| Aim |
Leave the pictures out. Return all other data exactly.

(Entries with figure data)
## Start

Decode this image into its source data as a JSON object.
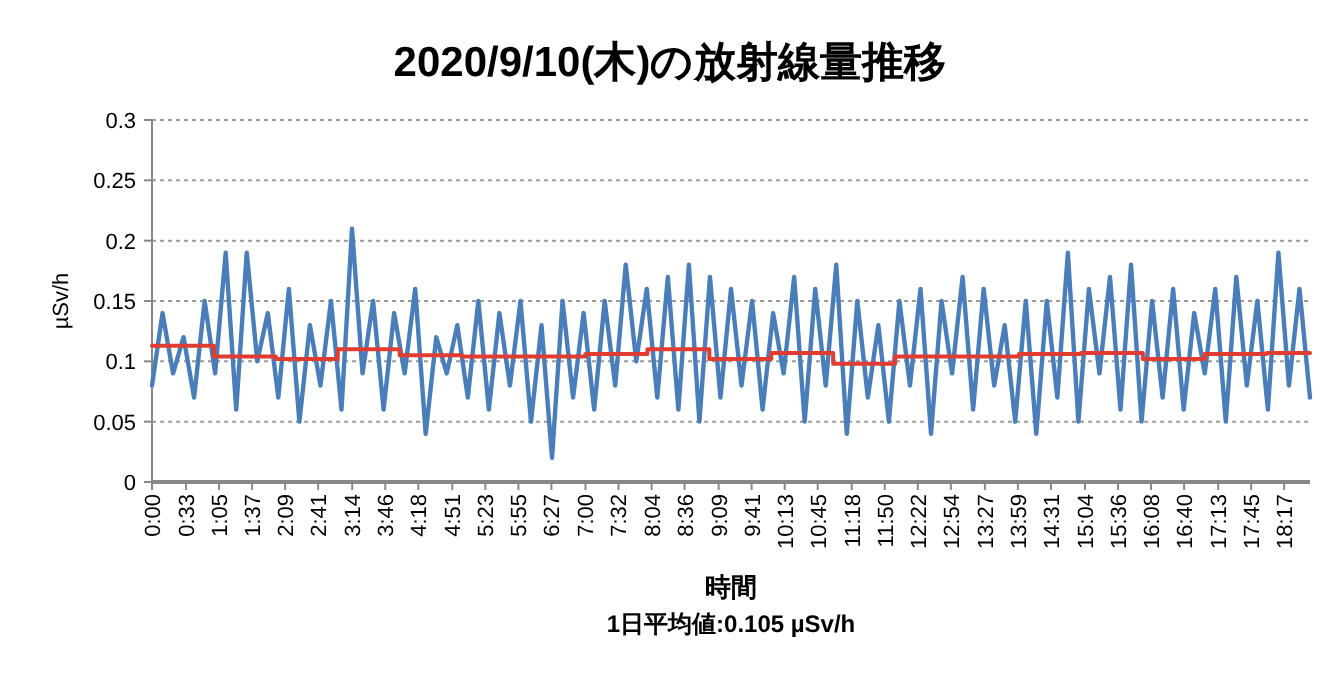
{
  "chart_data": {
    "type": "line",
    "title": "2020/9/10(木)の放射線量推移",
    "xlabel": "時間",
    "ylabel": "µSv/h",
    "annotations": [
      "1日平均値:0.105 µSv/h"
    ],
    "xlim": [
      0,
      18.7
    ],
    "ylim": [
      0,
      0.3
    ],
    "yticks": [
      0,
      0.05,
      0.1,
      0.15,
      0.2,
      0.25,
      0.3
    ],
    "xticks": [
      {
        "value": 0,
        "label": "0:00"
      },
      {
        "value": 0.55,
        "label": "0:33"
      },
      {
        "value": 1.083,
        "label": "1:05"
      },
      {
        "value": 1.617,
        "label": "1:37"
      },
      {
        "value": 2.15,
        "label": "2:09"
      },
      {
        "value": 2.683,
        "label": "2:41"
      },
      {
        "value": 3.233,
        "label": "3:14"
      },
      {
        "value": 3.767,
        "label": "3:46"
      },
      {
        "value": 4.3,
        "label": "4:18"
      },
      {
        "value": 4.85,
        "label": "4:51"
      },
      {
        "value": 5.383,
        "label": "5:23"
      },
      {
        "value": 5.917,
        "label": "5:55"
      },
      {
        "value": 6.45,
        "label": "6:27"
      },
      {
        "value": 7.0,
        "label": "7:00"
      },
      {
        "value": 7.533,
        "label": "7:32"
      },
      {
        "value": 8.067,
        "label": "8:04"
      },
      {
        "value": 8.6,
        "label": "8:36"
      },
      {
        "value": 9.15,
        "label": "9:09"
      },
      {
        "value": 9.683,
        "label": "9:41"
      },
      {
        "value": 10.217,
        "label": "10:13"
      },
      {
        "value": 10.75,
        "label": "10:45"
      },
      {
        "value": 11.3,
        "label": "11:18"
      },
      {
        "value": 11.833,
        "label": "11:50"
      },
      {
        "value": 12.367,
        "label": "12:22"
      },
      {
        "value": 12.9,
        "label": "12:54"
      },
      {
        "value": 13.45,
        "label": "13:27"
      },
      {
        "value": 13.983,
        "label": "13:59"
      },
      {
        "value": 14.517,
        "label": "14:31"
      },
      {
        "value": 15.067,
        "label": "15:04"
      },
      {
        "value": 15.6,
        "label": "15:36"
      },
      {
        "value": 16.133,
        "label": "16:08"
      },
      {
        "value": 16.667,
        "label": "16:40"
      },
      {
        "value": 17.217,
        "label": "17:13"
      },
      {
        "value": 17.75,
        "label": "17:45"
      },
      {
        "value": 18.283,
        "label": "18:17"
      }
    ],
    "grid": "y",
    "series": [
      {
        "color": "#4a7ebb",
        "x": [
          0,
          0.17,
          0.34,
          0.51,
          0.68,
          0.85,
          1.02,
          1.19,
          1.36,
          1.53,
          1.7,
          1.87,
          2.04,
          2.21,
          2.38,
          2.55,
          2.72,
          2.89,
          3.06,
          3.23,
          3.4,
          3.57,
          3.74,
          3.91,
          4.08,
          4.25,
          4.42,
          4.59,
          4.76,
          4.93,
          5.1,
          5.27,
          5.44,
          5.61,
          5.78,
          5.95,
          6.12,
          6.29,
          6.46,
          6.63,
          6.8,
          6.97,
          7.14,
          7.31,
          7.48,
          7.65,
          7.82,
          7.99,
          8.16,
          8.33,
          8.5,
          8.67,
          8.84,
          9.01,
          9.18,
          9.35,
          9.52,
          9.69,
          9.86,
          10.03,
          10.2,
          10.37,
          10.54,
          10.71,
          10.88,
          11.05,
          11.22,
          11.39,
          11.56,
          11.73,
          11.9,
          12.07,
          12.24,
          12.41,
          12.58,
          12.75,
          12.92,
          13.09,
          13.26,
          13.43,
          13.6,
          13.77,
          13.94,
          14.11,
          14.28,
          14.45,
          14.62,
          14.79,
          14.96,
          15.13,
          15.3,
          15.47,
          15.64,
          15.81,
          15.98,
          16.15,
          16.32,
          16.49,
          16.66,
          16.83,
          17.0,
          17.17,
          17.34,
          17.51,
          17.68,
          17.85,
          18.02,
          18.19,
          18.36,
          18.53,
          18.7
        ],
        "values": [
          0.08,
          0.14,
          0.09,
          0.12,
          0.07,
          0.15,
          0.09,
          0.19,
          0.06,
          0.19,
          0.1,
          0.14,
          0.07,
          0.16,
          0.05,
          0.13,
          0.08,
          0.15,
          0.06,
          0.21,
          0.09,
          0.15,
          0.06,
          0.14,
          0.09,
          0.16,
          0.04,
          0.12,
          0.09,
          0.13,
          0.07,
          0.15,
          0.06,
          0.14,
          0.08,
          0.15,
          0.05,
          0.13,
          0.02,
          0.15,
          0.07,
          0.14,
          0.06,
          0.15,
          0.08,
          0.18,
          0.1,
          0.16,
          0.07,
          0.17,
          0.06,
          0.18,
          0.05,
          0.17,
          0.07,
          0.16,
          0.08,
          0.15,
          0.06,
          0.14,
          0.09,
          0.17,
          0.05,
          0.16,
          0.08,
          0.18,
          0.04,
          0.15,
          0.07,
          0.13,
          0.05,
          0.15,
          0.08,
          0.16,
          0.04,
          0.15,
          0.09,
          0.17,
          0.06,
          0.16,
          0.08,
          0.13,
          0.05,
          0.15,
          0.04,
          0.15,
          0.07,
          0.19,
          0.05,
          0.16,
          0.09,
          0.17,
          0.06,
          0.18,
          0.05,
          0.15,
          0.07,
          0.16,
          0.06,
          0.14,
          0.09,
          0.16,
          0.05,
          0.17,
          0.08,
          0.15,
          0.06,
          0.19,
          0.08,
          0.16,
          0.07
        ]
      },
      {
        "type": "step",
        "color": "#e03c31",
        "x": [
          0,
          1,
          2,
          3,
          4,
          5,
          6,
          7,
          8,
          9,
          10,
          11,
          12,
          13,
          14,
          15,
          16,
          17,
          18,
          18.7
        ],
        "values": [
          0.113,
          0.104,
          0.102,
          0.11,
          0.105,
          0.104,
          0.104,
          0.106,
          0.11,
          0.102,
          0.107,
          0.098,
          0.104,
          0.104,
          0.106,
          0.107,
          0.102,
          0.106,
          0.107,
          0.107
        ]
      }
    ]
  }
}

## End

| Task answer |
Decode this image into its source data as a JSON object.
{
  "chart_data": {
    "type": "line",
    "title": "2020/9/10(木)の放射線量推移",
    "xlabel": "時間",
    "ylabel": "µSv/h",
    "annotations": [
      "1日平均値:0.105 µSv/h"
    ],
    "xlim": [
      0,
      18.7
    ],
    "ylim": [
      0,
      0.3
    ],
    "yticks": [
      0,
      0.05,
      0.1,
      0.15,
      0.2,
      0.25,
      0.3
    ],
    "xticks": [
      {
        "value": 0,
        "label": "0:00"
      },
      {
        "value": 0.55,
        "label": "0:33"
      },
      {
        "value": 1.083,
        "label": "1:05"
      },
      {
        "value": 1.617,
        "label": "1:37"
      },
      {
        "value": 2.15,
        "label": "2:09"
      },
      {
        "value": 2.683,
        "label": "2:41"
      },
      {
        "value": 3.233,
        "label": "3:14"
      },
      {
        "value": 3.767,
        "label": "3:46"
      },
      {
        "value": 4.3,
        "label": "4:18"
      },
      {
        "value": 4.85,
        "label": "4:51"
      },
      {
        "value": 5.383,
        "label": "5:23"
      },
      {
        "value": 5.917,
        "label": "5:55"
      },
      {
        "value": 6.45,
        "label": "6:27"
      },
      {
        "value": 7.0,
        "label": "7:00"
      },
      {
        "value": 7.533,
        "label": "7:32"
      },
      {
        "value": 8.067,
        "label": "8:04"
      },
      {
        "value": 8.6,
        "label": "8:36"
      },
      {
        "value": 9.15,
        "label": "9:09"
      },
      {
        "value": 9.683,
        "label": "9:41"
      },
      {
        "value": 10.217,
        "label": "10:13"
      },
      {
        "value": 10.75,
        "label": "10:45"
      },
      {
        "value": 11.3,
        "label": "11:18"
      },
      {
        "value": 11.833,
        "label": "11:50"
      },
      {
        "value": 12.367,
        "label": "12:22"
      },
      {
        "value": 12.9,
        "label": "12:54"
      },
      {
        "value": 13.45,
        "label": "13:27"
      },
      {
        "value": 13.983,
        "label": "13:59"
      },
      {
        "value": 14.517,
        "label": "14:31"
      },
      {
        "value": 15.067,
        "label": "15:04"
      },
      {
        "value": 15.6,
        "label": "15:36"
      },
      {
        "value": 16.133,
        "label": "16:08"
      },
      {
        "value": 16.667,
        "label": "16:40"
      },
      {
        "value": 17.217,
        "label": "17:13"
      },
      {
        "value": 17.75,
        "label": "17:45"
      },
      {
        "value": 18.283,
        "label": "18:17"
      }
    ],
    "grid": "y",
    "series": [
      {
        "color": "#4a7ebb",
        "x": [
          0,
          0.17,
          0.34,
          0.51,
          0.68,
          0.85,
          1.02,
          1.19,
          1.36,
          1.53,
          1.7,
          1.87,
          2.04,
          2.21,
          2.38,
          2.55,
          2.72,
          2.89,
          3.06,
          3.23,
          3.4,
          3.57,
          3.74,
          3.91,
          4.08,
          4.25,
          4.42,
          4.59,
          4.76,
          4.93,
          5.1,
          5.27,
          5.44,
          5.61,
          5.78,
          5.95,
          6.12,
          6.29,
          6.46,
          6.63,
          6.8,
          6.97,
          7.14,
          7.31,
          7.48,
          7.65,
          7.82,
          7.99,
          8.16,
          8.33,
          8.5,
          8.67,
          8.84,
          9.01,
          9.18,
          9.35,
          9.52,
          9.69,
          9.86,
          10.03,
          10.2,
          10.37,
          10.54,
          10.71,
          10.88,
          11.05,
          11.22,
          11.39,
          11.56,
          11.73,
          11.9,
          12.07,
          12.24,
          12.41,
          12.58,
          12.75,
          12.92,
          13.09,
          13.26,
          13.43,
          13.6,
          13.77,
          13.94,
          14.11,
          14.28,
          14.45,
          14.62,
          14.79,
          14.96,
          15.13,
          15.3,
          15.47,
          15.64,
          15.81,
          15.98,
          16.15,
          16.32,
          16.49,
          16.66,
          16.83,
          17.0,
          17.17,
          17.34,
          17.51,
          17.68,
          17.85,
          18.02,
          18.19,
          18.36,
          18.53,
          18.7
        ],
        "values": [
          0.08,
          0.14,
          0.09,
          0.12,
          0.07,
          0.15,
          0.09,
          0.19,
          0.06,
          0.19,
          0.1,
          0.14,
          0.07,
          0.16,
          0.05,
          0.13,
          0.08,
          0.15,
          0.06,
          0.21,
          0.09,
          0.15,
          0.06,
          0.14,
          0.09,
          0.16,
          0.04,
          0.12,
          0.09,
          0.13,
          0.07,
          0.15,
          0.06,
          0.14,
          0.08,
          0.15,
          0.05,
          0.13,
          0.02,
          0.15,
          0.07,
          0.14,
          0.06,
          0.15,
          0.08,
          0.18,
          0.1,
          0.16,
          0.07,
          0.17,
          0.06,
          0.18,
          0.05,
          0.17,
          0.07,
          0.16,
          0.08,
          0.15,
          0.06,
          0.14,
          0.09,
          0.17,
          0.05,
          0.16,
          0.08,
          0.18,
          0.04,
          0.15,
          0.07,
          0.13,
          0.05,
          0.15,
          0.08,
          0.16,
          0.04,
          0.15,
          0.09,
          0.17,
          0.06,
          0.16,
          0.08,
          0.13,
          0.05,
          0.15,
          0.04,
          0.15,
          0.07,
          0.19,
          0.05,
          0.16,
          0.09,
          0.17,
          0.06,
          0.18,
          0.05,
          0.15,
          0.07,
          0.16,
          0.06,
          0.14,
          0.09,
          0.16,
          0.05,
          0.17,
          0.08,
          0.15,
          0.06,
          0.19,
          0.08,
          0.16,
          0.07
        ]
      },
      {
        "type": "step",
        "color": "#e03c31",
        "x": [
          0,
          1,
          2,
          3,
          4,
          5,
          6,
          7,
          8,
          9,
          10,
          11,
          12,
          13,
          14,
          15,
          16,
          17,
          18,
          18.7
        ],
        "values": [
          0.113,
          0.104,
          0.102,
          0.11,
          0.105,
          0.104,
          0.104,
          0.106,
          0.11,
          0.102,
          0.107,
          0.098,
          0.104,
          0.104,
          0.106,
          0.107,
          0.102,
          0.106,
          0.107,
          0.107
        ]
      }
    ]
  }
}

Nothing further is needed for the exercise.